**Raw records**
┄┄┄┄┄┄┄┄┄┄
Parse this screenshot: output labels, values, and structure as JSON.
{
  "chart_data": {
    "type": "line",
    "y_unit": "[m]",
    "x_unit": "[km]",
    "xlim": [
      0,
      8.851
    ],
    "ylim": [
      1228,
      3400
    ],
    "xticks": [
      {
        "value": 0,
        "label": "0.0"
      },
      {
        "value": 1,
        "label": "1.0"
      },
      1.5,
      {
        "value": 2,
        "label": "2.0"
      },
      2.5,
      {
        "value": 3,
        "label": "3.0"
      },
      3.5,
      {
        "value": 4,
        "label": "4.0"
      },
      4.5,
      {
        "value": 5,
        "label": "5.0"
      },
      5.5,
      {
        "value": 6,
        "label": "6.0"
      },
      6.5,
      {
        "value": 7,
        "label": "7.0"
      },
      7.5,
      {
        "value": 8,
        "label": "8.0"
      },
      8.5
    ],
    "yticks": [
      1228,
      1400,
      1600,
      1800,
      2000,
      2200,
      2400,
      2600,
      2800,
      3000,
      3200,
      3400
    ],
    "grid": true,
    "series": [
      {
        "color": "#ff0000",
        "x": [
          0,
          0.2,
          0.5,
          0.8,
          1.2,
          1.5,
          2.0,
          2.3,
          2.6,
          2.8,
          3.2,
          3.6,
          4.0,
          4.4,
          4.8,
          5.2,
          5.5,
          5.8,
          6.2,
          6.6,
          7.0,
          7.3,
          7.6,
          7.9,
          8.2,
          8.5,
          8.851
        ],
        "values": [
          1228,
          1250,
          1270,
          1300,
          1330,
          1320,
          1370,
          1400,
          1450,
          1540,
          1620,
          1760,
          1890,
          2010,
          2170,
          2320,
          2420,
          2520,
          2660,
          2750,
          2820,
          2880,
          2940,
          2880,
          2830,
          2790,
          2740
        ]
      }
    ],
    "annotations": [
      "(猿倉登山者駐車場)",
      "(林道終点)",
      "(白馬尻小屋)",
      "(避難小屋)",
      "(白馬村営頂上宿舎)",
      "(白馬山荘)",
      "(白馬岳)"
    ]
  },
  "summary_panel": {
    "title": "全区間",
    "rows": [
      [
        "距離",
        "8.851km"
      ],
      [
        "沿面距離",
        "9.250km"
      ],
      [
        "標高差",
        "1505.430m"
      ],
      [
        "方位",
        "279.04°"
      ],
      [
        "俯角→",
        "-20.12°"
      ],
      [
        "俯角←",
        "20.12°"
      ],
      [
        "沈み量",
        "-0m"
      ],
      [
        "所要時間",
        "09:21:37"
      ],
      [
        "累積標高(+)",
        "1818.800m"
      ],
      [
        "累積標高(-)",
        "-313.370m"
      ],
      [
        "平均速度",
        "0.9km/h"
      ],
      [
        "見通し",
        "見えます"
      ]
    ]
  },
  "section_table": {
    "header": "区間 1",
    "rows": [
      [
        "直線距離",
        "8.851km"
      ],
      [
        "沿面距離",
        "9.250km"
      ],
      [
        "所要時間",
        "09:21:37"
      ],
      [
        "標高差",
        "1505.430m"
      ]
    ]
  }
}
┄┄┄┄┄┄┄┄┄┄
**Problem details**
Print every line of the records exactly. Omit nothing.

**Exercise result**
Parse this screenshot: output labels, values, and structure as JSON.
{
  "chart_data": {
    "type": "line",
    "y_unit": "[m]",
    "x_unit": "[km]",
    "xlim": [
      0,
      8.851
    ],
    "ylim": [
      1228,
      3400
    ],
    "xticks": [
      {
        "value": 0,
        "label": "0.0"
      },
      {
        "value": 1,
        "label": "1.0"
      },
      1.5,
      {
        "value": 2,
        "label": "2.0"
      },
      2.5,
      {
        "value": 3,
        "label": "3.0"
      },
      3.5,
      {
        "value": 4,
        "label": "4.0"
      },
      4.5,
      {
        "value": 5,
        "label": "5.0"
      },
      5.5,
      {
        "value": 6,
        "label": "6.0"
      },
      6.5,
      {
        "value": 7,
        "label": "7.0"
      },
      7.5,
      {
        "value": 8,
        "label": "8.0"
      },
      8.5
    ],
    "yticks": [
      1228,
      1400,
      1600,
      1800,
      2000,
      2200,
      2400,
      2600,
      2800,
      3000,
      3200,
      3400
    ],
    "grid": true,
    "series": [
      {
        "color": "#ff0000",
        "x": [
          0,
          0.2,
          0.5,
          0.8,
          1.2,
          1.5,
          2.0,
          2.3,
          2.6,
          2.8,
          3.2,
          3.6,
          4.0,
          4.4,
          4.8,
          5.2,
          5.5,
          5.8,
          6.2,
          6.6,
          7.0,
          7.3,
          7.6,
          7.9,
          8.2,
          8.5,
          8.851
        ],
        "values": [
          1228,
          1250,
          1270,
          1300,
          1330,
          1320,
          1370,
          1400,
          1450,
          1540,
          1620,
          1760,
          1890,
          2010,
          2170,
          2320,
          2420,
          2520,
          2660,
          2750,
          2820,
          2880,
          2940,
          2880,
          2830,
          2790,
          2740
        ]
      }
    ],
    "annotations": [
      "(猿倉登山者駐車場)",
      "(林道終点)",
      "(白馬尻小屋)",
      "(避難小屋)",
      "(白馬村営頂上宿舎)",
      "(白馬山荘)",
      "(白馬岳)"
    ]
  },
  "summary_panel": {
    "title": "全区間",
    "rows": [
      [
        "距離",
        "8.851km"
      ],
      [
        "沿面距離",
        "9.250km"
      ],
      [
        "標高差",
        "1505.430m"
      ],
      [
        "方位",
        "279.04°"
      ],
      [
        "俯角→",
        "-20.12°"
      ],
      [
        "俯角←",
        "20.12°"
      ],
      [
        "沈み量",
        "-0m"
      ],
      [
        "所要時間",
        "09:21:37"
      ],
      [
        "累積標高(+)",
        "1818.800m"
      ],
      [
        "累積標高(-)",
        "-313.370m"
      ],
      [
        "平均速度",
        "0.9km/h"
      ],
      [
        "見通し",
        "見えます"
      ]
    ]
  },
  "section_table": {
    "header": "区間 1",
    "rows": [
      [
        "直線距離",
        "8.851km"
      ],
      [
        "沿面距離",
        "9.250km"
      ],
      [
        "所要時間",
        "09:21:37"
      ],
      [
        "標高差",
        "1505.430m"
      ]
    ]
  }
}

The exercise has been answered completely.